[Records excerpted from a collection]
%%

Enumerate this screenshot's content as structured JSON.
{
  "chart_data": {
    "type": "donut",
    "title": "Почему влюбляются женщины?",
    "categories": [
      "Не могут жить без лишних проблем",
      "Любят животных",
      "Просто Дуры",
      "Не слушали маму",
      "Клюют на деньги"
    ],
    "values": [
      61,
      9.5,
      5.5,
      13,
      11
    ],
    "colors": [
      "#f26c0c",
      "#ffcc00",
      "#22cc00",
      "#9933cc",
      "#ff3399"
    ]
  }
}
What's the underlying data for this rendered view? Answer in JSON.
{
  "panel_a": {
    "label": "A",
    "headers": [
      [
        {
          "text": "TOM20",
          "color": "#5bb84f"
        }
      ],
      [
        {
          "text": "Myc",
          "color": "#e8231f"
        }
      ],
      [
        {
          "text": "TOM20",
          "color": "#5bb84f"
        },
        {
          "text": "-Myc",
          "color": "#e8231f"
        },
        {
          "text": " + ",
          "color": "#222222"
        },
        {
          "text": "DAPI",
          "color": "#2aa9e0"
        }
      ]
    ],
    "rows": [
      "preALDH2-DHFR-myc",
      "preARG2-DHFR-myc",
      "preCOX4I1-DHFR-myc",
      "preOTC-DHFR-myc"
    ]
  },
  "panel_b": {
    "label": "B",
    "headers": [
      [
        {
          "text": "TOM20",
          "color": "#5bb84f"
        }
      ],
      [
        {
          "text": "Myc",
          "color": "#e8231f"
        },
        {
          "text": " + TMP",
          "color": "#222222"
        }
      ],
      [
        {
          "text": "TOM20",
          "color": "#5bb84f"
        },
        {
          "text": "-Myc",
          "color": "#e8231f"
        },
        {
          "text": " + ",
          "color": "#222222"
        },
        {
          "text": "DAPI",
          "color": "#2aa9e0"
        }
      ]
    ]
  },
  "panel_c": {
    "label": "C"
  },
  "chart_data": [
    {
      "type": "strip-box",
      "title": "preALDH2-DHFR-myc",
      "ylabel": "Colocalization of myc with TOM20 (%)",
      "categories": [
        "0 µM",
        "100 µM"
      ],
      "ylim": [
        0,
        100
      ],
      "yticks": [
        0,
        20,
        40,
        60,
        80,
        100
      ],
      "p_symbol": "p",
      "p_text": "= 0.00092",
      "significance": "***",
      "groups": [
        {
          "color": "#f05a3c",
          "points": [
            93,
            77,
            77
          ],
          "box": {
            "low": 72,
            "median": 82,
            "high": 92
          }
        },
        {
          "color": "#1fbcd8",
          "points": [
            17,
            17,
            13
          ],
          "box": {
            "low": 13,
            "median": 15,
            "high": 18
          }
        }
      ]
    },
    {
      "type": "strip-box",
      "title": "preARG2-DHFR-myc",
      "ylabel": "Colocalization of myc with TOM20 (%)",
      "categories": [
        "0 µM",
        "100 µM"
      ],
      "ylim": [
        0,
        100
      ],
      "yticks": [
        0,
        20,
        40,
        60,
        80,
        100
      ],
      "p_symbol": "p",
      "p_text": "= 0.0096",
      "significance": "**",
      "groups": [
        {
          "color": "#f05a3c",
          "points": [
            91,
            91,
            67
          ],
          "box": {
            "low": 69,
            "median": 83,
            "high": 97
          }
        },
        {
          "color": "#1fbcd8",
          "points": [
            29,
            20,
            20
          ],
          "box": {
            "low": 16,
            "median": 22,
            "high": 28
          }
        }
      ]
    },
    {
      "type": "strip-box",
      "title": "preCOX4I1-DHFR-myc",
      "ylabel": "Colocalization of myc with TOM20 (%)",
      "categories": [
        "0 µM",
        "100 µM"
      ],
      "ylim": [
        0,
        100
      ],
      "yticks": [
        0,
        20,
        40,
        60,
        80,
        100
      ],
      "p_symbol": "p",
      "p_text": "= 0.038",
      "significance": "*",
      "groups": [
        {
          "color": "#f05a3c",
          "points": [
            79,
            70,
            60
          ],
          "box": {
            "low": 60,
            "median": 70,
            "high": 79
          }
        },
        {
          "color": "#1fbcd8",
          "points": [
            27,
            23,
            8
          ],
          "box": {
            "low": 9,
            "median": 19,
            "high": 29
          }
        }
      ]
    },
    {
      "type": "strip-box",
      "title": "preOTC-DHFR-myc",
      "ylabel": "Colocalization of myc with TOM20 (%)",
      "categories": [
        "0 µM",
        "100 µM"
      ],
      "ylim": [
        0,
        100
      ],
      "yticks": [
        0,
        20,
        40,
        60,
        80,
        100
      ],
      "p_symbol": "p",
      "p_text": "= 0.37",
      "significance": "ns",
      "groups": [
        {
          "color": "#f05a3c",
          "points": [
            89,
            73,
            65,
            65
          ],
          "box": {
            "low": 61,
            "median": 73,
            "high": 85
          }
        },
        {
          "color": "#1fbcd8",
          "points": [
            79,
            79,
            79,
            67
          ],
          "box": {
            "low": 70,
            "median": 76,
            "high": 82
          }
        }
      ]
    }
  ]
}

%%

→ Goal:
In the records above, locate every line with the string "preOTC" and copy it.

→ Right answer:
      "preOTC-DHFR-myc"
      "title": "preOTC-DHFR-myc",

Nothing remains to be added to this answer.